Records for this exercise START

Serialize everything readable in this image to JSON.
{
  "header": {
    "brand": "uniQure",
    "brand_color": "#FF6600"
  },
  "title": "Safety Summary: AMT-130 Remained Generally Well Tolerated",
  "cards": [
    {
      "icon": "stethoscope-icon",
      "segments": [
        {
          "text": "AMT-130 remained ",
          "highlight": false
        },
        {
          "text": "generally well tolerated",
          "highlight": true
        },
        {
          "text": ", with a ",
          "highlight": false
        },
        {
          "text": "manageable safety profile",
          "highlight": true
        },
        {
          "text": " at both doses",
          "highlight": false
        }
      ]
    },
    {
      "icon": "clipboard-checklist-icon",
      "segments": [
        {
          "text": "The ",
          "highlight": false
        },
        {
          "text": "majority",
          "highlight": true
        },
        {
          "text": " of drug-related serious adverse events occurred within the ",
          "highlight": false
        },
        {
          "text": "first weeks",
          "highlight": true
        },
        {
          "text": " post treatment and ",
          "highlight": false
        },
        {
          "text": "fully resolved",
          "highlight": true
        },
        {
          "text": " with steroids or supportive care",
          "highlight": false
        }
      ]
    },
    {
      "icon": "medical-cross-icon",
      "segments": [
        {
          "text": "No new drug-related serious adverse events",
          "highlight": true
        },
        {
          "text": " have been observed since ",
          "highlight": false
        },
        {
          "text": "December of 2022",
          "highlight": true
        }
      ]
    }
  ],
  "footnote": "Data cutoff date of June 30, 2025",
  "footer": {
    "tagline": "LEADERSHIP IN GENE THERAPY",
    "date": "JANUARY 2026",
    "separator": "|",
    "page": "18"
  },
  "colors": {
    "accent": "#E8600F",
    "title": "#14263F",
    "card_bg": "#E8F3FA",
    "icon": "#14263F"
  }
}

Records for this exercise END

What is needed:
None of the lines above may be skipped. Transcribe each one exactly.

Exercise answer:
Serialize everything readable in this image to JSON.
{
  "header": {
    "brand": "uniQure",
    "brand_color": "#FF6600"
  },
  "title": "Safety Summary: AMT-130 Remained Generally Well Tolerated",
  "cards": [
    {
      "icon": "stethoscope-icon",
      "segments": [
        {
          "text": "AMT-130 remained ",
          "highlight": false
        },
        {
          "text": "generally well tolerated",
          "highlight": true
        },
        {
          "text": ", with a ",
          "highlight": false
        },
        {
          "text": "manageable safety profile",
          "highlight": true
        },
        {
          "text": " at both doses",
          "highlight": false
        }
      ]
    },
    {
      "icon": "clipboard-checklist-icon",
      "segments": [
        {
          "text": "The ",
          "highlight": false
        },
        {
          "text": "majority",
          "highlight": true
        },
        {
          "text": " of drug-related serious adverse events occurred within the ",
          "highlight": false
        },
        {
          "text": "first weeks",
          "highlight": true
        },
        {
          "text": " post treatment and ",
          "highlight": false
        },
        {
          "text": "fully resolved",
          "highlight": true
        },
        {
          "text": " with steroids or supportive care",
          "highlight": false
        }
      ]
    },
    {
      "icon": "medical-cross-icon",
      "segments": [
        {
          "text": "No new drug-related serious adverse events",
          "highlight": true
        },
        {
          "text": " have been observed since ",
          "highlight": false
        },
        {
          "text": "December of 2022",
          "highlight": true
        }
      ]
    }
  ],
  "footnote": "Data cutoff date of June 30, 2025",
  "footer": {
    "tagline": "LEADERSHIP IN GENE THERAPY",
    "date": "JANUARY 2026",
    "separator": "|",
    "page": "18"
  },
  "colors": {
    "accent": "#E8600F",
    "title": "#14263F",
    "card_bg": "#E8F3FA",
    "icon": "#14263F"
  }
}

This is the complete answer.